Stated exercise
Search the data for the string "meal" and extract every line where it appears.
[START Information shown]
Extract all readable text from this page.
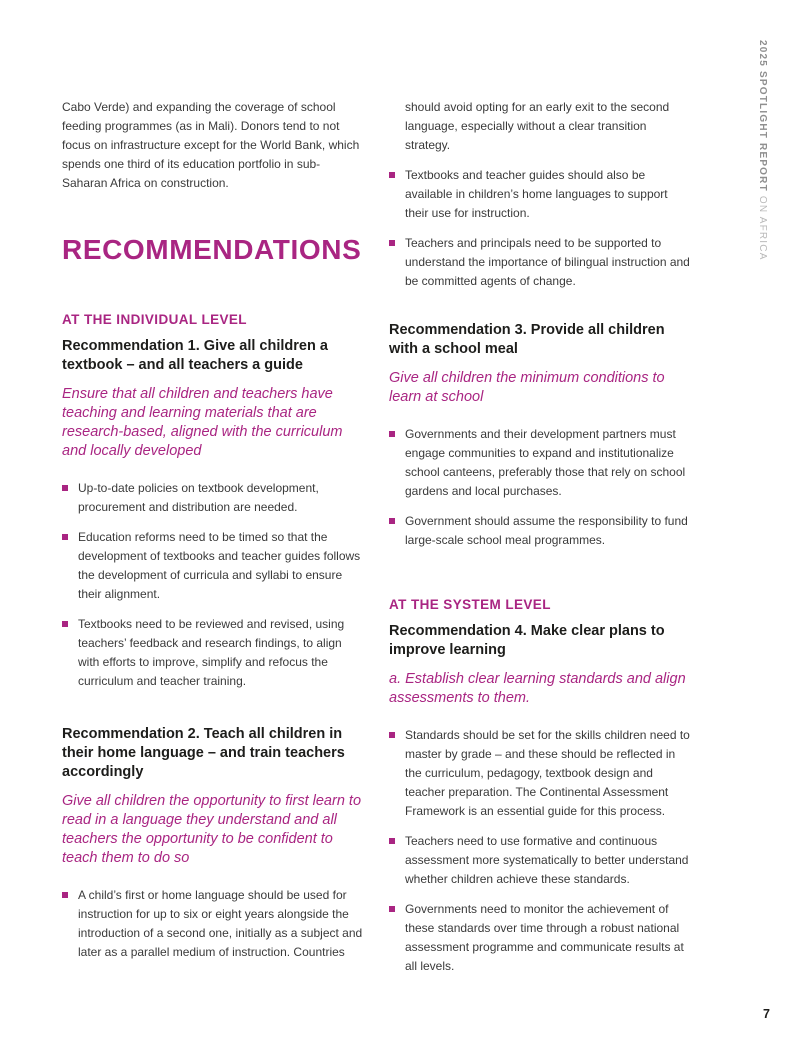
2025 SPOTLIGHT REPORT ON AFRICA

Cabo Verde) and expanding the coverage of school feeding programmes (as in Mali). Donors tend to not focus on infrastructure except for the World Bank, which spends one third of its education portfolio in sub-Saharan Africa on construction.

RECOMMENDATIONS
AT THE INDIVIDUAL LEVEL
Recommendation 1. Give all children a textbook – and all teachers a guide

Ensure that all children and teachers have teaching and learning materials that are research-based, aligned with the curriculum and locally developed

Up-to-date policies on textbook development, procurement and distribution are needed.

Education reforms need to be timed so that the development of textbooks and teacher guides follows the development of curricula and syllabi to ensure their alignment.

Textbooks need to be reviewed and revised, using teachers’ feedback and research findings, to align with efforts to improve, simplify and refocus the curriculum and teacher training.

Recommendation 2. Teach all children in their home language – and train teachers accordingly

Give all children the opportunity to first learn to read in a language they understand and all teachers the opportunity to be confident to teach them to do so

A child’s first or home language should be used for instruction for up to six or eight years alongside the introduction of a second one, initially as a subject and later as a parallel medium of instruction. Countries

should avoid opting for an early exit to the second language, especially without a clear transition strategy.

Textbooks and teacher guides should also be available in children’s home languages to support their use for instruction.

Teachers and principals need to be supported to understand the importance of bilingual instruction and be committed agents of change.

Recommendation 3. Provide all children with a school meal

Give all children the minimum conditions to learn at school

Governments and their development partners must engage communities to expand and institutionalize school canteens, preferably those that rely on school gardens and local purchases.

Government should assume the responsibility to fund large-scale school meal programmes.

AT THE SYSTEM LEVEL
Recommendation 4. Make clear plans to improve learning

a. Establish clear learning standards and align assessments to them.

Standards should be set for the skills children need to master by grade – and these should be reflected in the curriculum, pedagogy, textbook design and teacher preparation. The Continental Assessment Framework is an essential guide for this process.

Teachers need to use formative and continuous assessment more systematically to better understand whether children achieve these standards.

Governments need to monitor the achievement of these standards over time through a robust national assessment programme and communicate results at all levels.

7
[END Information shown]
[START Information shown]
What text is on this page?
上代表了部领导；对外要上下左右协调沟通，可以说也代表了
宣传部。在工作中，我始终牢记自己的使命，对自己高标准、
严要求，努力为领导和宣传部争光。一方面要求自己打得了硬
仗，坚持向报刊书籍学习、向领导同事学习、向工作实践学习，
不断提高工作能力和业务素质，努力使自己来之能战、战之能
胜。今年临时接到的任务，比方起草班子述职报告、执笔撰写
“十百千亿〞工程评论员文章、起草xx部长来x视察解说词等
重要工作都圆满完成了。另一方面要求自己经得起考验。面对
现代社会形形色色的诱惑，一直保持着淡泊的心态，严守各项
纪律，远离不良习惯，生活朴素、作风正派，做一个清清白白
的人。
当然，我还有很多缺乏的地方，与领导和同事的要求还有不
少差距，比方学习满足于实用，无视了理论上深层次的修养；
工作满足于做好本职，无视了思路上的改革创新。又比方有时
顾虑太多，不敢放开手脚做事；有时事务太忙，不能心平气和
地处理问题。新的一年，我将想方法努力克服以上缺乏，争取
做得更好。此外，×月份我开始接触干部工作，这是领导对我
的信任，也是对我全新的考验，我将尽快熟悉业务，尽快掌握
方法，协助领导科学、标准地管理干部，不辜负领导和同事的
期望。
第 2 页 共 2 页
[END Information shown]
Response to the task
Recommendation 3. Provide all children with a school meal
Government should assume the responsibility to fund large-scale school meal programmes.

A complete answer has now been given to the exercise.